**OBJECTIVE**
Your task is to repeat all of the material exactly.

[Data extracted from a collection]
* * * * * * *

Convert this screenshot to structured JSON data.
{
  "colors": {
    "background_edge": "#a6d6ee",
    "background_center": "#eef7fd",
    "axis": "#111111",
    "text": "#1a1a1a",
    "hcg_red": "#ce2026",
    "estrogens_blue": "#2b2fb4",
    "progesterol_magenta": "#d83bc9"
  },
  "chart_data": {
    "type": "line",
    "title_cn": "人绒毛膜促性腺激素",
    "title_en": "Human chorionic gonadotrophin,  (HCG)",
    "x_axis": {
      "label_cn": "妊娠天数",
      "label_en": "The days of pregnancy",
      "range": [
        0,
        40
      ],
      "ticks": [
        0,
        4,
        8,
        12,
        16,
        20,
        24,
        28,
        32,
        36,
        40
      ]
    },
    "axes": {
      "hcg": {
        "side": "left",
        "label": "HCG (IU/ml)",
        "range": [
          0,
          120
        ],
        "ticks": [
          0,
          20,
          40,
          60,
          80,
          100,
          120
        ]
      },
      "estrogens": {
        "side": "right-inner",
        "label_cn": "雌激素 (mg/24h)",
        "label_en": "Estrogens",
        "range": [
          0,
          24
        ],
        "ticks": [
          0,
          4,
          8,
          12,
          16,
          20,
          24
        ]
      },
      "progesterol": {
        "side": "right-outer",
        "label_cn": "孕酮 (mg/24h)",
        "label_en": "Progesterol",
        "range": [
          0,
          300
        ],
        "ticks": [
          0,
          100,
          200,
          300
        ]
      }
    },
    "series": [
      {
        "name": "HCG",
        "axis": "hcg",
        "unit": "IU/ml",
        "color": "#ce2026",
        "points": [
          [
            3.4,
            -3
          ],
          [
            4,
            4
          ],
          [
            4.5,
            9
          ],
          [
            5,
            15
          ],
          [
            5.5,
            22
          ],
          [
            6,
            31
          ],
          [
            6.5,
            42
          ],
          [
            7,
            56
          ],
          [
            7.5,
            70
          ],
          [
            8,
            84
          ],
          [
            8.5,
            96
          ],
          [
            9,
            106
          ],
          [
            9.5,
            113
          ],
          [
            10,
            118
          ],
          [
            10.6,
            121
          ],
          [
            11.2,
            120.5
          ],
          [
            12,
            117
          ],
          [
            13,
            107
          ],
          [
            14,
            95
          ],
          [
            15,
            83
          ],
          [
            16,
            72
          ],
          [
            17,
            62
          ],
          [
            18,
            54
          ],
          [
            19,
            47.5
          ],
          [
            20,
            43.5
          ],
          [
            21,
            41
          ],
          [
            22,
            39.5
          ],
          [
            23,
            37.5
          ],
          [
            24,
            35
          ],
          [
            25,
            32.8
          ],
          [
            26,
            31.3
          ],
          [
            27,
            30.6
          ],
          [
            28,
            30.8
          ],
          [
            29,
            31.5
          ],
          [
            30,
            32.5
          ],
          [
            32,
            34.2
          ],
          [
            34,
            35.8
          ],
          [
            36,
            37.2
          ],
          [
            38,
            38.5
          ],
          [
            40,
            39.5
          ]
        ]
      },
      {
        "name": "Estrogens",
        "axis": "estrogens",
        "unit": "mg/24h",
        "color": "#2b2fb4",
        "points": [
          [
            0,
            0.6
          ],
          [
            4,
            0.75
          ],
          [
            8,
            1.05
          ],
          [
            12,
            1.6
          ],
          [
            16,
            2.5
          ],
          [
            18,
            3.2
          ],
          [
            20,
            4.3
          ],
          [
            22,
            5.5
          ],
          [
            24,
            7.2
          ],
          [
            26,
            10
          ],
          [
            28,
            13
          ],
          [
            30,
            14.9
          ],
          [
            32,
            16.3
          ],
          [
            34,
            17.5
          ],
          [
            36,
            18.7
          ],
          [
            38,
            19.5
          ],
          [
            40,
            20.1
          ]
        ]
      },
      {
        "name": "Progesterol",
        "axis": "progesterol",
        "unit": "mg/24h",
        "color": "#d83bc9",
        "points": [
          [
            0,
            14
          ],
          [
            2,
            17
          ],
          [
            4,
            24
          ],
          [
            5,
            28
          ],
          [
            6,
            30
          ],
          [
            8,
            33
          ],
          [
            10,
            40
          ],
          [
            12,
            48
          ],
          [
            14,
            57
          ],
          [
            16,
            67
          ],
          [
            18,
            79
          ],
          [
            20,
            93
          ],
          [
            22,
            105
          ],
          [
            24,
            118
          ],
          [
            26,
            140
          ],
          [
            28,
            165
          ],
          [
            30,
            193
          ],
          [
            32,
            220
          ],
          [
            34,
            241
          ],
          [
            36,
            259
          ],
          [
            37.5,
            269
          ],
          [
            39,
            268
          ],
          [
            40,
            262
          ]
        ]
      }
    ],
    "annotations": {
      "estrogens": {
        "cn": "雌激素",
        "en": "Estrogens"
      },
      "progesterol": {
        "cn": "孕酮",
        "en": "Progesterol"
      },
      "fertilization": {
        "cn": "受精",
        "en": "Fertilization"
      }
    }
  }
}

* * * * * * *

**WRITTEN SOLUTION**
Convert this screenshot to structured JSON data.
{
  "colors": {
    "background_edge": "#a6d6ee",
    "background_center": "#eef7fd",
    "axis": "#111111",
    "text": "#1a1a1a",
    "hcg_red": "#ce2026",
    "estrogens_blue": "#2b2fb4",
    "progesterol_magenta": "#d83bc9"
  },
  "chart_data": {
    "type": "line",
    "title_cn": "人绒毛膜促性腺激素",
    "title_en": "Human chorionic gonadotrophin,  (HCG)",
    "x_axis": {
      "label_cn": "妊娠天数",
      "label_en": "The days of pregnancy",
      "range": [
        0,
        40
      ],
      "ticks": [
        0,
        4,
        8,
        12,
        16,
        20,
        24,
        28,
        32,
        36,
        40
      ]
    },
    "axes": {
      "hcg": {
        "side": "left",
        "label": "HCG (IU/ml)",
        "range": [
          0,
          120
        ],
        "ticks": [
          0,
          20,
          40,
          60,
          80,
          100,
          120
        ]
      },
      "estrogens": {
        "side": "right-inner",
        "label_cn": "雌激素 (mg/24h)",
        "label_en": "Estrogens",
        "range": [
          0,
          24
        ],
        "ticks": [
          0,
          4,
          8,
          12,
          16,
          20,
          24
        ]
      },
      "progesterol": {
        "side": "right-outer",
        "label_cn": "孕酮 (mg/24h)",
        "label_en": "Progesterol",
        "range": [
          0,
          300
        ],
        "ticks": [
          0,
          100,
          200,
          300
        ]
      }
    },
    "series": [
      {
        "name": "HCG",
        "axis": "hcg",
        "unit": "IU/ml",
        "color": "#ce2026",
        "points": [
          [
            3.4,
            -3
          ],
          [
            4,
            4
          ],
          [
            4.5,
            9
          ],
          [
            5,
            15
          ],
          [
            5.5,
            22
          ],
          [
            6,
            31
          ],
          [
            6.5,
            42
          ],
          [
            7,
            56
          ],
          [
            7.5,
            70
          ],
          [
            8,
            84
          ],
          [
            8.5,
            96
          ],
          [
            9,
            106
          ],
          [
            9.5,
            113
          ],
          [
            10,
            118
          ],
          [
            10.6,
            121
          ],
          [
            11.2,
            120.5
          ],
          [
            12,
            117
          ],
          [
            13,
            107
          ],
          [
            14,
            95
          ],
          [
            15,
            83
          ],
          [
            16,
            72
          ],
          [
            17,
            62
          ],
          [
            18,
            54
          ],
          [
            19,
            47.5
          ],
          [
            20,
            43.5
          ],
          [
            21,
            41
          ],
          [
            22,
            39.5
          ],
          [
            23,
            37.5
          ],
          [
            24,
            35
          ],
          [
            25,
            32.8
          ],
          [
            26,
            31.3
          ],
          [
            27,
            30.6
          ],
          [
            28,
            30.8
          ],
          [
            29,
            31.5
          ],
          [
            30,
            32.5
          ],
          [
            32,
            34.2
          ],
          [
            34,
            35.8
          ],
          [
            36,
            37.2
          ],
          [
            38,
            38.5
          ],
          [
            40,
            39.5
          ]
        ]
      },
      {
        "name": "Estrogens",
        "axis": "estrogens",
        "unit": "mg/24h",
        "color": "#2b2fb4",
        "points": [
          [
            0,
            0.6
          ],
          [
            4,
            0.75
          ],
          [
            8,
            1.05
          ],
          [
            12,
            1.6
          ],
          [
            16,
            2.5
          ],
          [
            18,
            3.2
          ],
          [
            20,
            4.3
          ],
          [
            22,
            5.5
          ],
          [
            24,
            7.2
          ],
          [
            26,
            10
          ],
          [
            28,
            13
          ],
          [
            30,
            14.9
          ],
          [
            32,
            16.3
          ],
          [
            34,
            17.5
          ],
          [
            36,
            18.7
          ],
          [
            38,
            19.5
          ],
          [
            40,
            20.1
          ]
        ]
      },
      {
        "name": "Progesterol",
        "axis": "progesterol",
        "unit": "mg/24h",
        "color": "#d83bc9",
        "points": [
          [
            0,
            14
          ],
          [
            2,
            17
          ],
          [
            4,
            24
          ],
          [
            5,
            28
          ],
          [
            6,
            30
          ],
          [
            8,
            33
          ],
          [
            10,
            40
          ],
          [
            12,
            48
          ],
          [
            14,
            57
          ],
          [
            16,
            67
          ],
          [
            18,
            79
          ],
          [
            20,
            93
          ],
          [
            22,
            105
          ],
          [
            24,
            118
          ],
          [
            26,
            140
          ],
          [
            28,
            165
          ],
          [
            30,
            193
          ],
          [
            32,
            220
          ],
          [
            34,
            241
          ],
          [
            36,
            259
          ],
          [
            37.5,
            269
          ],
          [
            39,
            268
          ],
          [
            40,
            262
          ]
        ]
      }
    ],
    "annotations": {
      "estrogens": {
        "cn": "雌激素",
        "en": "Estrogens"
      },
      "progesterol": {
        "cn": "孕酮",
        "en": "Progesterol"
      },
      "fertilization": {
        "cn": "受精",
        "en": "Fertilization"
      }
    }
  }
}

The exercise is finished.